**SET TASK:** Find and copy lines holding "distinct".

**DATASET ROWS:**
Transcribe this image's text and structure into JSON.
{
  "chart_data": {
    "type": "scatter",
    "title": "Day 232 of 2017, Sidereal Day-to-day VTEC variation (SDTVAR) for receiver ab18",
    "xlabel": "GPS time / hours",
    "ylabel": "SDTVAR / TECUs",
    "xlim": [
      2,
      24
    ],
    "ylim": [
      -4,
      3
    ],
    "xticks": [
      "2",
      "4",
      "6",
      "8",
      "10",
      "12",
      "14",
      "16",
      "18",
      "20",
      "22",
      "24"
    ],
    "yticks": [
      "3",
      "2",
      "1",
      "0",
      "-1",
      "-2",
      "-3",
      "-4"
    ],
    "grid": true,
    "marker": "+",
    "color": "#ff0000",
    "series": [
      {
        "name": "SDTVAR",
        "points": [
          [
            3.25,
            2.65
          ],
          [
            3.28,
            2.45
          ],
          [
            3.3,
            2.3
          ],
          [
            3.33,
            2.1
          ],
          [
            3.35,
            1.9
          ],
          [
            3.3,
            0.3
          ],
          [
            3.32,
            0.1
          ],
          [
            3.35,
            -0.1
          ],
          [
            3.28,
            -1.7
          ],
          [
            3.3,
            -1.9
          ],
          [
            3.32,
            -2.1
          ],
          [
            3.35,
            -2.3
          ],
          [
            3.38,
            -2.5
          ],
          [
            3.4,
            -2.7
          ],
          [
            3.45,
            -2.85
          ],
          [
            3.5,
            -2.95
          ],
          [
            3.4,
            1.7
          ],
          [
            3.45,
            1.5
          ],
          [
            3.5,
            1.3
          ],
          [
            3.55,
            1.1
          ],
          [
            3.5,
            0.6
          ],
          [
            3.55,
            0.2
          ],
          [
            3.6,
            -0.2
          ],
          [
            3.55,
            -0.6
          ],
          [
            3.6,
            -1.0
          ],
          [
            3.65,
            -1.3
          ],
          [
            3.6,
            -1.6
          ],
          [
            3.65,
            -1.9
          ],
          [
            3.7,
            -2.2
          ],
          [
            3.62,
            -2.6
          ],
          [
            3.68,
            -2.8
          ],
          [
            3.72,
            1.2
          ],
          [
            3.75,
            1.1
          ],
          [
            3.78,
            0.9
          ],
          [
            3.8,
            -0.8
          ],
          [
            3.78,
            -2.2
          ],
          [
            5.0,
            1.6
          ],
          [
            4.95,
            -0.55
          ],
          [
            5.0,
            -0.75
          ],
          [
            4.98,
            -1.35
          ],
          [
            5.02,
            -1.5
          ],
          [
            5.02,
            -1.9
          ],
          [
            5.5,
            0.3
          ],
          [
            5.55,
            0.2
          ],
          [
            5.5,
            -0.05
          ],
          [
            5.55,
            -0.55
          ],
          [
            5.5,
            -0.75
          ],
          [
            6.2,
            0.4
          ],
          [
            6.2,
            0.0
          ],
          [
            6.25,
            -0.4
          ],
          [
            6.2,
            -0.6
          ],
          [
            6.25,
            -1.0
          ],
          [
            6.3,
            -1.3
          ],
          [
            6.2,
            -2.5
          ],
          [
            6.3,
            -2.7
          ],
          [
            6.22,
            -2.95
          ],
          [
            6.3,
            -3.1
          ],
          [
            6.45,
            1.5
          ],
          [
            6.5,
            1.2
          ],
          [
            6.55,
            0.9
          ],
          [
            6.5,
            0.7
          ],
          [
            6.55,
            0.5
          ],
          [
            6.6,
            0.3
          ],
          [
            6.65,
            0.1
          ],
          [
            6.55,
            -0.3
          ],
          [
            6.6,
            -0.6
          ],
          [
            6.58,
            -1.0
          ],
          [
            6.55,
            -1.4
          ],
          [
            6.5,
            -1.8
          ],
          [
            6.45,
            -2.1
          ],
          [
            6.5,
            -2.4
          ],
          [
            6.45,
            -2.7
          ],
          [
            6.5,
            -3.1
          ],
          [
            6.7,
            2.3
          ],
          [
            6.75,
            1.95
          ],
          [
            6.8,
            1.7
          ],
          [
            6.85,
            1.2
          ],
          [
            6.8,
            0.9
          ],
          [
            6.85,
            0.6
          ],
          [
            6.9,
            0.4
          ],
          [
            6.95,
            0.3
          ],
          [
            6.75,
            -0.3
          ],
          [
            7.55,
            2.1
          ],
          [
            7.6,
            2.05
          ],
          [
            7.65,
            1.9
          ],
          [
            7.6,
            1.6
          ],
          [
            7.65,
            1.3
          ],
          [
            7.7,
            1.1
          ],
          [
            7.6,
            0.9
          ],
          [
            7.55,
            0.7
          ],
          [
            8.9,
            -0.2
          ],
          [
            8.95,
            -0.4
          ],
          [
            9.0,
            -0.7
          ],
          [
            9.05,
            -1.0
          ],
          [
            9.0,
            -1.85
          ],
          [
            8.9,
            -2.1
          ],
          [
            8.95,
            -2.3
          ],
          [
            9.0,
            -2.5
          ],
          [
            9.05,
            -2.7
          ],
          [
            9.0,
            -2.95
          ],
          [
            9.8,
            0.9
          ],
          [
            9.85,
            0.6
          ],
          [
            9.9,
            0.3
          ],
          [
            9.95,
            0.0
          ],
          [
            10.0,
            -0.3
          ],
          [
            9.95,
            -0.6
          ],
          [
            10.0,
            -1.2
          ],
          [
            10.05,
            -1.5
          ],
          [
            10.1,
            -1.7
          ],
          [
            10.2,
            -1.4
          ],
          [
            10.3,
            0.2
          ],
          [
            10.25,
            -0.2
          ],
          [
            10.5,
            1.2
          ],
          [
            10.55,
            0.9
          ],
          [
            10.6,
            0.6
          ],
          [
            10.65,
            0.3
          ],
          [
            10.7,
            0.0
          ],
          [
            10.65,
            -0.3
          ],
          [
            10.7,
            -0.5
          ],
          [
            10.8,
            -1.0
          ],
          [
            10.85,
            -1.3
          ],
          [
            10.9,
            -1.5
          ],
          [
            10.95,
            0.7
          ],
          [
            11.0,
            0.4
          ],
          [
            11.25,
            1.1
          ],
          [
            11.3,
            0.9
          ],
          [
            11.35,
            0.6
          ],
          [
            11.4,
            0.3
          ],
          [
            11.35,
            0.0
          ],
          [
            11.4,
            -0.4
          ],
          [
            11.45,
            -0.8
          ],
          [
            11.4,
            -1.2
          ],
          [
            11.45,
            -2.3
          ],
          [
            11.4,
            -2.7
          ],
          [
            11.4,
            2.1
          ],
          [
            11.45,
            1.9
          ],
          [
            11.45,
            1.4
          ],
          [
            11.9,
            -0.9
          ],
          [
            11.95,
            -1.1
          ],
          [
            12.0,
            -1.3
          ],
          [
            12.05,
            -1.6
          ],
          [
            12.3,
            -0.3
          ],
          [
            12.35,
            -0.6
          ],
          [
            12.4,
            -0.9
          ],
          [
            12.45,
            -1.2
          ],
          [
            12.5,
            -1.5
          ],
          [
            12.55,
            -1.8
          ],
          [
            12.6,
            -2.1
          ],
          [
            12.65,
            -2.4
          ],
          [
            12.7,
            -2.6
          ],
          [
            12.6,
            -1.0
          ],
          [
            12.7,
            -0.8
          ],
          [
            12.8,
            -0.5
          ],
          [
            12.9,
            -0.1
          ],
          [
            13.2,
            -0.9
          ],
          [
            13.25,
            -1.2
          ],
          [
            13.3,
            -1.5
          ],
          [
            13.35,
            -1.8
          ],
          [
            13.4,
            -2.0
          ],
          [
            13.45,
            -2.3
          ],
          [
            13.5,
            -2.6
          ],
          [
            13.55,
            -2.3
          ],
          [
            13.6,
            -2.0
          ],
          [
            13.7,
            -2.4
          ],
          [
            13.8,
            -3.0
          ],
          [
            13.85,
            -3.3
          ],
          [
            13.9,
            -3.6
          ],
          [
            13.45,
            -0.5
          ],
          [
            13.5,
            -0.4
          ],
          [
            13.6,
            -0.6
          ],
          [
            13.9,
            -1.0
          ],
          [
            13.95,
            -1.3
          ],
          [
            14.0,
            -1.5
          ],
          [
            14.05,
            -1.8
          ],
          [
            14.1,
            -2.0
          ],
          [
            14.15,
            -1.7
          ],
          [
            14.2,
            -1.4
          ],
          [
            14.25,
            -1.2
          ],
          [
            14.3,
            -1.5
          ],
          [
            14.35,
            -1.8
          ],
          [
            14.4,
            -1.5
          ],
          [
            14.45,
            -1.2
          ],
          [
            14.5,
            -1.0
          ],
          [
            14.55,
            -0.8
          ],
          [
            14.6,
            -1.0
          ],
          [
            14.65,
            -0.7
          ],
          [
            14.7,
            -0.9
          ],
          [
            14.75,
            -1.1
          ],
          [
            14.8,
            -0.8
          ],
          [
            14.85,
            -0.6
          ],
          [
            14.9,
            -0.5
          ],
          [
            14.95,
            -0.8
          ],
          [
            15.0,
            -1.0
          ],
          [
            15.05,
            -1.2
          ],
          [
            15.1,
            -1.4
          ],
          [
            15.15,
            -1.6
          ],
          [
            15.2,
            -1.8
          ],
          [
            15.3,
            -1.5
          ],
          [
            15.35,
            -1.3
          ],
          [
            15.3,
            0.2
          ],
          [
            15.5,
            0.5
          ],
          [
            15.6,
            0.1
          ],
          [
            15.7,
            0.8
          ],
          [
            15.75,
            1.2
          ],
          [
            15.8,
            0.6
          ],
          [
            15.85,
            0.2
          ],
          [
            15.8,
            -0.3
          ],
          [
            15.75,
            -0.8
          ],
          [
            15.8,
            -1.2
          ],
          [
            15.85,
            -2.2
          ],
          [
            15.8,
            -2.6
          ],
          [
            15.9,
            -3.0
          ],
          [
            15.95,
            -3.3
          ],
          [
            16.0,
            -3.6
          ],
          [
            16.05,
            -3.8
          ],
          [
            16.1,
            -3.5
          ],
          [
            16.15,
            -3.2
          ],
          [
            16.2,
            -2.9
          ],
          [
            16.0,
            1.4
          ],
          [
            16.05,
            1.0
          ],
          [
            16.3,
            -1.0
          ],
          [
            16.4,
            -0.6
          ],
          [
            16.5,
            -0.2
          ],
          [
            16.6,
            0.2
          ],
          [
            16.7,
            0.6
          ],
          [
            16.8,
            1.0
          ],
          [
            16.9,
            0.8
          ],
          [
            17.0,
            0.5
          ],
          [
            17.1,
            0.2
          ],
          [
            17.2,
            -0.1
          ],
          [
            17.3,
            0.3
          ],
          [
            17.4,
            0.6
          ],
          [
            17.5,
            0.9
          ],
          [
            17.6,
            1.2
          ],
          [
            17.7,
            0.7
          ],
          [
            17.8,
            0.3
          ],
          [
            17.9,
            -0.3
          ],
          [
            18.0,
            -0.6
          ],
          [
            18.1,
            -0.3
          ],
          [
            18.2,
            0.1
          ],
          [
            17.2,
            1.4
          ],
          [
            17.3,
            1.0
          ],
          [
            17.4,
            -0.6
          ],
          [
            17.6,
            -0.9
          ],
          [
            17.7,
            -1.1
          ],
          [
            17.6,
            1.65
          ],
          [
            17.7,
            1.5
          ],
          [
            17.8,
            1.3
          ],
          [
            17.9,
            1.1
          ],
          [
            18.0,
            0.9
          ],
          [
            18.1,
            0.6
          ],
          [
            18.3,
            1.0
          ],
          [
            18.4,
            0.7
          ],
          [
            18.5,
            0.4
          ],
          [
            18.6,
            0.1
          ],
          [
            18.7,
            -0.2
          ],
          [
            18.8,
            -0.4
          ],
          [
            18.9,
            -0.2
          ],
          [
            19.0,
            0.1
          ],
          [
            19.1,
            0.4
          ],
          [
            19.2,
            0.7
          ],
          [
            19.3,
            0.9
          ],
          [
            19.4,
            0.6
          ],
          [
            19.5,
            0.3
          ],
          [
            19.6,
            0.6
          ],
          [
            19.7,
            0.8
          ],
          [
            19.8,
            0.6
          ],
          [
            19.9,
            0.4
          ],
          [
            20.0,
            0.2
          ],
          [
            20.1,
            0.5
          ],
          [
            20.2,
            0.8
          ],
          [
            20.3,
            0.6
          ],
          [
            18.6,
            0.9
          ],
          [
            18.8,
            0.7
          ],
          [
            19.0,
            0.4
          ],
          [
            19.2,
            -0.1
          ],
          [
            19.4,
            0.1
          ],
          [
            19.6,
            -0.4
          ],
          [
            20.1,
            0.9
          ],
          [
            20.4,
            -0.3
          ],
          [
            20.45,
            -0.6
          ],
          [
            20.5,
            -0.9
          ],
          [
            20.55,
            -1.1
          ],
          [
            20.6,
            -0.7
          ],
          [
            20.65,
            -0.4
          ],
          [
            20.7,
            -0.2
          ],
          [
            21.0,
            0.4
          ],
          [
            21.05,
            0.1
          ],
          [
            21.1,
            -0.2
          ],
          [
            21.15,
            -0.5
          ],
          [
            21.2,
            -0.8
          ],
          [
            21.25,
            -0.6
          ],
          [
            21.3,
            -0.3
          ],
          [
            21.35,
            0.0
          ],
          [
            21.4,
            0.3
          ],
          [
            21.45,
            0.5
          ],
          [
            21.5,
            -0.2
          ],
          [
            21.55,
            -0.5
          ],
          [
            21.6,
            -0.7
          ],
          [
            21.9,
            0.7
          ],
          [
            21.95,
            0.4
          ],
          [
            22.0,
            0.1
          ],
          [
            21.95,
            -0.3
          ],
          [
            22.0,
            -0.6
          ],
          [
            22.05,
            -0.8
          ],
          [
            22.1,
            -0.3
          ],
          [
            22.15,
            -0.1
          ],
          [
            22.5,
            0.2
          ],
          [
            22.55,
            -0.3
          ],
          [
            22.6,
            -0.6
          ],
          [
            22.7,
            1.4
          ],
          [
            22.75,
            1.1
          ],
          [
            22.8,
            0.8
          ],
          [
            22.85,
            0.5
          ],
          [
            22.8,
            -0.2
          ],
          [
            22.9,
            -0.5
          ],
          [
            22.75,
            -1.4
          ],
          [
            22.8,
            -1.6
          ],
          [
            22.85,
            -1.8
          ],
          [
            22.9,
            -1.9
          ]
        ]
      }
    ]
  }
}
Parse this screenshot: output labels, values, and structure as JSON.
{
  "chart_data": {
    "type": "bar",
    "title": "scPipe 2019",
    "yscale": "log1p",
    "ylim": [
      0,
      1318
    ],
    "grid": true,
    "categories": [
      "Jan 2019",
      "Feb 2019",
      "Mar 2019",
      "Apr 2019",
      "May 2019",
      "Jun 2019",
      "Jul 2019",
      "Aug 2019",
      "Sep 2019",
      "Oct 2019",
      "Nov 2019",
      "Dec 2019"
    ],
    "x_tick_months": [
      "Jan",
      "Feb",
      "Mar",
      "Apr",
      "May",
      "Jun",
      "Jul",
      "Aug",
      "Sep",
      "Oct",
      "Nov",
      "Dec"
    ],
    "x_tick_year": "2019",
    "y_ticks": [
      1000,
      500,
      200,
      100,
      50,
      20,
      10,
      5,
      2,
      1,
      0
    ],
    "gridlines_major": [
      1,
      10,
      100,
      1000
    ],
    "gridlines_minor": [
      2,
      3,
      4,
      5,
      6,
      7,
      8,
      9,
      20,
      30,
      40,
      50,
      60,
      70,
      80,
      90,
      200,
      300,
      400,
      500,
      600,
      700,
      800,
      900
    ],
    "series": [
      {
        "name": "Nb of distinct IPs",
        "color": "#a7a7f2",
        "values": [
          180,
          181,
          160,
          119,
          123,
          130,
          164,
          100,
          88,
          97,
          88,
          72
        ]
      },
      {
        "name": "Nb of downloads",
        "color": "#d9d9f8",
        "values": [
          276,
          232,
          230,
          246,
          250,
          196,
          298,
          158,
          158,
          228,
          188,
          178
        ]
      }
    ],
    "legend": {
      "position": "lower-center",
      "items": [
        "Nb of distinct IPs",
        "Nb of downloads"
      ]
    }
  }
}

**TASK OUTPUT:**
        "name": "Nb of distinct IPs",
        "Nb of distinct IPs",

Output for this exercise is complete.